Collected data entries
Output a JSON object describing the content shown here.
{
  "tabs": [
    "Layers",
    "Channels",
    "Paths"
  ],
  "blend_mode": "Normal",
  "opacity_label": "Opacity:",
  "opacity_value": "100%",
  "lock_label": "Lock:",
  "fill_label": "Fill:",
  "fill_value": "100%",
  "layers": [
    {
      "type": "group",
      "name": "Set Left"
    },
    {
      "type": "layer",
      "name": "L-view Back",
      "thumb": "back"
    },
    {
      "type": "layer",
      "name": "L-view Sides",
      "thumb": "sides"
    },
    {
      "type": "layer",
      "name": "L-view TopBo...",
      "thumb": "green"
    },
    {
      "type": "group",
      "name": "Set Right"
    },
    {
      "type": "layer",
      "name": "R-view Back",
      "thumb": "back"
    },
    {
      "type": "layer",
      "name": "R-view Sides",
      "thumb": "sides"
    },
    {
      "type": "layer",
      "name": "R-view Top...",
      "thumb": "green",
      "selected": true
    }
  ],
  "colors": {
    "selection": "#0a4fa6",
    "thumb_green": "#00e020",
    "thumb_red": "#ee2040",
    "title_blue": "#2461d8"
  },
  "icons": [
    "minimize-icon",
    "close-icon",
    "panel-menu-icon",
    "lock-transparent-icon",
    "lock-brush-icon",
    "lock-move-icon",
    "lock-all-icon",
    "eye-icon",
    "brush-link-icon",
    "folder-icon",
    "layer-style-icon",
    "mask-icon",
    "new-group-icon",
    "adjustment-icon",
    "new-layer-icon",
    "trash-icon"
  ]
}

Challenge: Gather every line containing the word "name" and copy it.

Response to this task:
      "name": "Set Left"
      "name": "L-view Back",
      "name": "L-view Sides",
      "name": "L-view TopBo...",
      "name": "Set Right"
      "name": "R-view Back",
      "name": "R-view Sides",
      "name": "R-view Top...",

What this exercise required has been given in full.